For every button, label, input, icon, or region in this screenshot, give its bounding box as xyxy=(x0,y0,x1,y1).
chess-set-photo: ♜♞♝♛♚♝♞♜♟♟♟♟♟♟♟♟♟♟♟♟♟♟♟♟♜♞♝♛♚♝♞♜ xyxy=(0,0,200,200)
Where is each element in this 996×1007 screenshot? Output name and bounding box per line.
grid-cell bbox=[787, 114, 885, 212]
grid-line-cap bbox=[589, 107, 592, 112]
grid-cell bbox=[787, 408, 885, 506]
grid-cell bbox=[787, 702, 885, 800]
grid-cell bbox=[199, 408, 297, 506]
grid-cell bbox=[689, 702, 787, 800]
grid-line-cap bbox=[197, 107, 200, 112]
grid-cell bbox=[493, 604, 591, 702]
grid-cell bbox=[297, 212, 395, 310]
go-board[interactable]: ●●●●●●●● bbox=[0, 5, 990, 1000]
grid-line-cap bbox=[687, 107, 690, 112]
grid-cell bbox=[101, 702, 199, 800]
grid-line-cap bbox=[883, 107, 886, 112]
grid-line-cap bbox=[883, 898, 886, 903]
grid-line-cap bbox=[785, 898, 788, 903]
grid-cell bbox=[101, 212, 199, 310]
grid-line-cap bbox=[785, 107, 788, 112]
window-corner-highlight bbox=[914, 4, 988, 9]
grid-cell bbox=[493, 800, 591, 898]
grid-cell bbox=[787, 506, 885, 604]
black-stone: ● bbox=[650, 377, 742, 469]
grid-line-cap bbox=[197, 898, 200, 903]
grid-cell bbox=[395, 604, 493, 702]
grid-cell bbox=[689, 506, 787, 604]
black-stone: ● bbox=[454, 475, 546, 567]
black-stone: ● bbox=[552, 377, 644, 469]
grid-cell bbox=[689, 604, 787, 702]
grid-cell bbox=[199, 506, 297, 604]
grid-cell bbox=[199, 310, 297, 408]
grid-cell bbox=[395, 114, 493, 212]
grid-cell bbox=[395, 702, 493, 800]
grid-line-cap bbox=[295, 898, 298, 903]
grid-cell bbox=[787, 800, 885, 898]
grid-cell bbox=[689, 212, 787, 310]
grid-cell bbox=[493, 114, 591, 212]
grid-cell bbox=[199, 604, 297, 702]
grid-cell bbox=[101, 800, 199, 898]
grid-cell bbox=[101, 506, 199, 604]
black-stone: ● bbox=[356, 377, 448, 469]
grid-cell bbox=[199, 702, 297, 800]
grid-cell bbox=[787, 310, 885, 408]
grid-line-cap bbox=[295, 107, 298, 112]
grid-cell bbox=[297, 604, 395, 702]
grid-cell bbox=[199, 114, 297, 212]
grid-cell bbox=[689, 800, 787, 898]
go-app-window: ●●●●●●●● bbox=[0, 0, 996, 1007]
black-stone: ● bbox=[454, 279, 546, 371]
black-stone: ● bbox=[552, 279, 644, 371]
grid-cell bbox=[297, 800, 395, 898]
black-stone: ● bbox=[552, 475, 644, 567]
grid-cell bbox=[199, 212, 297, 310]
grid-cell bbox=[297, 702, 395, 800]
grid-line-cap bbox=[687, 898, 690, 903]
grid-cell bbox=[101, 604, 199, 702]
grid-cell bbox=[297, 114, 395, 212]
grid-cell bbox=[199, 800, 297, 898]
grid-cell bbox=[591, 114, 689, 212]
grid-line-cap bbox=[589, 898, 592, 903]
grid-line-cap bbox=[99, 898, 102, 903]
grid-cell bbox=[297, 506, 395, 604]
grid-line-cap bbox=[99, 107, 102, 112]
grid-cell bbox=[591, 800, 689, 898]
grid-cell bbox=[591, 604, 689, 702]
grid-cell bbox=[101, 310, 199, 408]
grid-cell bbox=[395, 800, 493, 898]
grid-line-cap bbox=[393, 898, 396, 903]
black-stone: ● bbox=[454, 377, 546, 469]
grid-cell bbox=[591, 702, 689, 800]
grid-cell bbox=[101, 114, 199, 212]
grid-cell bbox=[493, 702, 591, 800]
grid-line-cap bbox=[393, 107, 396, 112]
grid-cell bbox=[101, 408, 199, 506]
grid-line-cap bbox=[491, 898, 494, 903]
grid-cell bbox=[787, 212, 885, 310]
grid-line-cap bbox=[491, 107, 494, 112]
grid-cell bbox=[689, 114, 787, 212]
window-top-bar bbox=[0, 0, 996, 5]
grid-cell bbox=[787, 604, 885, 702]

Exercise description → Reproduce every line above word for word, with no changes.

Result of the task →
For every button, label, input, icon, or region in this screenshot, give its bounding box as xyxy=(x0,y0,x1,y1).
chess-set-photo: ♜♞♝♛♚♝♞♜♟♟♟♟♟♟♟♟♟♟♟♟♟♟♟♟♜♞♝♛♚♝♞♜ xyxy=(0,0,200,200)
Where is each element in this 996×1007 screenshot? Output name and bounding box per line.
grid-cell bbox=[787, 114, 885, 212]
grid-line-cap bbox=[589, 107, 592, 112]
grid-cell bbox=[787, 408, 885, 506]
grid-cell bbox=[787, 702, 885, 800]
grid-cell bbox=[199, 408, 297, 506]
grid-cell bbox=[689, 702, 787, 800]
grid-line-cap bbox=[197, 107, 200, 112]
grid-cell bbox=[493, 604, 591, 702]
grid-cell bbox=[297, 212, 395, 310]
go-board[interactable]: ●●●●●●●● bbox=[0, 5, 990, 1000]
grid-line-cap bbox=[687, 107, 690, 112]
grid-cell bbox=[101, 702, 199, 800]
grid-line-cap bbox=[883, 107, 886, 112]
grid-line-cap bbox=[883, 898, 886, 903]
grid-line-cap bbox=[785, 898, 788, 903]
grid-cell bbox=[101, 212, 199, 310]
grid-line-cap bbox=[785, 107, 788, 112]
window-corner-highlight bbox=[914, 4, 988, 9]
grid-cell bbox=[493, 800, 591, 898]
grid-cell bbox=[787, 506, 885, 604]
black-stone: ● bbox=[650, 377, 742, 469]
grid-line-cap bbox=[197, 898, 200, 903]
grid-cell bbox=[395, 604, 493, 702]
grid-cell bbox=[689, 506, 787, 604]
black-stone: ● bbox=[454, 475, 546, 567]
black-stone: ● bbox=[552, 377, 644, 469]
grid-cell bbox=[689, 604, 787, 702]
grid-cell bbox=[199, 506, 297, 604]
grid-cell bbox=[199, 310, 297, 408]
grid-cell bbox=[395, 114, 493, 212]
grid-cell bbox=[395, 702, 493, 800]
grid-line-cap bbox=[295, 898, 298, 903]
grid-cell bbox=[787, 800, 885, 898]
grid-cell bbox=[689, 212, 787, 310]
grid-cell bbox=[493, 114, 591, 212]
grid-cell bbox=[199, 604, 297, 702]
grid-cell bbox=[101, 800, 199, 898]
grid-cell bbox=[101, 506, 199, 604]
black-stone: ● bbox=[356, 377, 448, 469]
grid-cell bbox=[199, 702, 297, 800]
grid-cell bbox=[787, 310, 885, 408]
grid-line-cap bbox=[295, 107, 298, 112]
grid-cell bbox=[297, 604, 395, 702]
grid-cell bbox=[199, 114, 297, 212]
grid-cell bbox=[689, 800, 787, 898]
go-app-window: ●●●●●●●● bbox=[0, 0, 996, 1007]
black-stone: ● bbox=[454, 279, 546, 371]
black-stone: ● bbox=[552, 279, 644, 371]
grid-cell bbox=[297, 800, 395, 898]
black-stone: ● bbox=[552, 475, 644, 567]
grid-cell bbox=[199, 212, 297, 310]
grid-cell bbox=[297, 702, 395, 800]
grid-line-cap bbox=[687, 898, 690, 903]
grid-cell bbox=[101, 604, 199, 702]
grid-cell bbox=[297, 114, 395, 212]
grid-cell bbox=[199, 800, 297, 898]
grid-cell bbox=[591, 114, 689, 212]
grid-line-cap bbox=[589, 898, 592, 903]
grid-line-cap bbox=[99, 898, 102, 903]
grid-cell bbox=[297, 506, 395, 604]
grid-line-cap bbox=[99, 107, 102, 112]
grid-cell bbox=[591, 800, 689, 898]
grid-cell bbox=[591, 604, 689, 702]
grid-cell bbox=[101, 310, 199, 408]
grid-cell bbox=[395, 800, 493, 898]
grid-line-cap bbox=[393, 898, 396, 903]
black-stone: ● bbox=[454, 377, 546, 469]
grid-cell bbox=[591, 702, 689, 800]
grid-cell bbox=[101, 114, 199, 212]
grid-cell bbox=[493, 702, 591, 800]
grid-line-cap bbox=[393, 107, 396, 112]
grid-cell bbox=[101, 408, 199, 506]
grid-line-cap bbox=[491, 898, 494, 903]
grid-cell bbox=[787, 212, 885, 310]
grid-line-cap bbox=[491, 107, 494, 112]
grid-cell bbox=[689, 114, 787, 212]
window-top-bar bbox=[0, 0, 996, 5]
grid-cell bbox=[787, 604, 885, 702]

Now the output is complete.